TASK DETAILS:
Substitute "section-title" for every occurrence of "section-label" in the rows below, and reproduce the rows with everything else unchanged.

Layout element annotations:
+ + +

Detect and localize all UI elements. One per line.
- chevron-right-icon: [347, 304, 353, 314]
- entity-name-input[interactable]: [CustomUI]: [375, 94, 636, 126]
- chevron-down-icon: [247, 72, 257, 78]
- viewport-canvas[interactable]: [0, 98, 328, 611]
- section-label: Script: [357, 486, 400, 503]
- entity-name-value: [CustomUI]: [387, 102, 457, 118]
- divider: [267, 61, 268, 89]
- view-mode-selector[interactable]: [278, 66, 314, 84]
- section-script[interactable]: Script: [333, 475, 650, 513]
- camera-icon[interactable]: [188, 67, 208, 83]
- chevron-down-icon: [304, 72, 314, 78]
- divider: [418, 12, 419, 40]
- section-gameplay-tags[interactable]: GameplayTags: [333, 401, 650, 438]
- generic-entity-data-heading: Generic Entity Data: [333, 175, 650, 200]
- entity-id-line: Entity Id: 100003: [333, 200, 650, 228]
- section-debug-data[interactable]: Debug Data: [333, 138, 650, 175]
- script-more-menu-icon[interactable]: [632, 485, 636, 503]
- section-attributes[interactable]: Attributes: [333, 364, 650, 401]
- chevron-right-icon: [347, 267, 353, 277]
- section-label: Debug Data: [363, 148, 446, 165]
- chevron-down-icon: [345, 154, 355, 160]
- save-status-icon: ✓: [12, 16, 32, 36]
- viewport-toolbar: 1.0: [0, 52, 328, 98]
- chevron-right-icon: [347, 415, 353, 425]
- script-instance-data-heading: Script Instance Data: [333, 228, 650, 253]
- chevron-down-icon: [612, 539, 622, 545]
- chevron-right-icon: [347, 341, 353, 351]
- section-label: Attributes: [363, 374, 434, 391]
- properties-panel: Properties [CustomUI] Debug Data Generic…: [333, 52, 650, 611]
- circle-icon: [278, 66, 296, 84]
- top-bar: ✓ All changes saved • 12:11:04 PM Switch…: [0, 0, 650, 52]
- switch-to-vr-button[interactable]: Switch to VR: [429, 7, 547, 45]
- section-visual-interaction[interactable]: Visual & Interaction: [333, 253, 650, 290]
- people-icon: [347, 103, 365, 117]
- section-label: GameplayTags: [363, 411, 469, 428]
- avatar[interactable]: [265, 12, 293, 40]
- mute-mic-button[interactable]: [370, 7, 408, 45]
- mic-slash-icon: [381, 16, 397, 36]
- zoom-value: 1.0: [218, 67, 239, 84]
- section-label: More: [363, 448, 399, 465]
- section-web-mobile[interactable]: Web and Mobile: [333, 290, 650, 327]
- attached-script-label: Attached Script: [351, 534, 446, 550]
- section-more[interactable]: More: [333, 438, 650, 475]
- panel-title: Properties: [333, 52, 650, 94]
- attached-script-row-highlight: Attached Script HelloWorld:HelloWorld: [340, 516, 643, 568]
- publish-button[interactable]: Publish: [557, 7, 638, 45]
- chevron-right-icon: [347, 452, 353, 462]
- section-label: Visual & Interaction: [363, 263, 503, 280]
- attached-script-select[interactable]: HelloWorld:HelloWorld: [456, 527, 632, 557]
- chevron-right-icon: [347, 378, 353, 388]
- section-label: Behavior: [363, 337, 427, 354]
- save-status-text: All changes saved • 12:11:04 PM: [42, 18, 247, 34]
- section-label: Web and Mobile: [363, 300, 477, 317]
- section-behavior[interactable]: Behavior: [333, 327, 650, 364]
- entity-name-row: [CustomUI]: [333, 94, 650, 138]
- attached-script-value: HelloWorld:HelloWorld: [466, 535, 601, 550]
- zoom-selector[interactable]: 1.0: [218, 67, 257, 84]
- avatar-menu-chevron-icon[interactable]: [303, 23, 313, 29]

+ + +

OUTPUT FOR THIS TASK:
Detect and localize all UI elements. One per line.
- chevron-right-icon: [347, 304, 353, 314]
- entity-name-input[interactable]: [CustomUI]: [375, 94, 636, 126]
- chevron-down-icon: [247, 72, 257, 78]
- viewport-canvas[interactable]: [0, 98, 328, 611]
- section-title: Script: [357, 486, 400, 503]
- entity-name-value: [CustomUI]: [387, 102, 457, 118]
- divider: [267, 61, 268, 89]
- view-mode-selector[interactable]: [278, 66, 314, 84]
- section-script[interactable]: Script: [333, 475, 650, 513]
- camera-icon[interactable]: [188, 67, 208, 83]
- chevron-down-icon: [304, 72, 314, 78]
- divider: [418, 12, 419, 40]
- section-gameplay-tags[interactable]: GameplayTags: [333, 401, 650, 438]
- generic-entity-data-heading: Generic Entity Data: [333, 175, 650, 200]
- entity-id-line: Entity Id: 100003: [333, 200, 650, 228]
- section-debug-data[interactable]: Debug Data: [333, 138, 650, 175]
- script-more-menu-icon[interactable]: [632, 485, 636, 503]
- section-attributes[interactable]: Attributes: [333, 364, 650, 401]
- chevron-right-icon: [347, 267, 353, 277]
- section-title: Debug Data: [363, 148, 446, 165]
- chevron-down-icon: [345, 154, 355, 160]
- save-status-icon: ✓: [12, 16, 32, 36]
- viewport-toolbar: 1.0: [0, 52, 328, 98]
- chevron-right-icon: [347, 415, 353, 425]
- script-instance-data-heading: Script Instance Data: [333, 228, 650, 253]
- chevron-down-icon: [612, 539, 622, 545]
- chevron-right-icon: [347, 341, 353, 351]
- section-title: Attributes: [363, 374, 434, 391]
- properties-panel: Properties [CustomUI] Debug Data Generic…: [333, 52, 650, 611]
- circle-icon: [278, 66, 296, 84]
- top-bar: ✓ All changes saved • 12:11:04 PM Switch…: [0, 0, 650, 52]
- switch-to-vr-button[interactable]: Switch to VR: [429, 7, 547, 45]
- section-visual-interaction[interactable]: Visual & Interaction: [333, 253, 650, 290]
- people-icon: [347, 103, 365, 117]
- section-title: GameplayTags: [363, 411, 469, 428]
- avatar[interactable]: [265, 12, 293, 40]
- mute-mic-button[interactable]: [370, 7, 408, 45]
- mic-slash-icon: [381, 16, 397, 36]
- zoom-value: 1.0: [218, 67, 239, 84]
- section-title: More: [363, 448, 399, 465]
- section-web-mobile[interactable]: Web and Mobile: [333, 290, 650, 327]
- attached-script-label: Attached Script: [351, 534, 446, 550]
- section-more[interactable]: More: [333, 438, 650, 475]
- panel-title: Properties: [333, 52, 650, 94]
- attached-script-row-highlight: Attached Script HelloWorld:HelloWorld: [340, 516, 643, 568]
- publish-button[interactable]: Publish: [557, 7, 638, 45]
- chevron-right-icon: [347, 452, 353, 462]
- section-title: Visual & Interaction: [363, 263, 503, 280]
- attached-script-select[interactable]: HelloWorld:HelloWorld: [456, 527, 632, 557]
- chevron-right-icon: [347, 378, 353, 388]
- section-title: Behavior: [363, 337, 427, 354]
- save-status-text: All changes saved • 12:11:04 PM: [42, 18, 247, 34]
- section-title: Web and Mobile: [363, 300, 477, 317]
- section-behavior[interactable]: Behavior: [333, 327, 650, 364]
- entity-name-row: [CustomUI]: [333, 94, 650, 138]
- attached-script-value: HelloWorld:HelloWorld: [466, 535, 601, 550]
- zoom-selector[interactable]: 1.0: [218, 67, 257, 84]
- avatar-menu-chevron-icon[interactable]: [303, 23, 313, 29]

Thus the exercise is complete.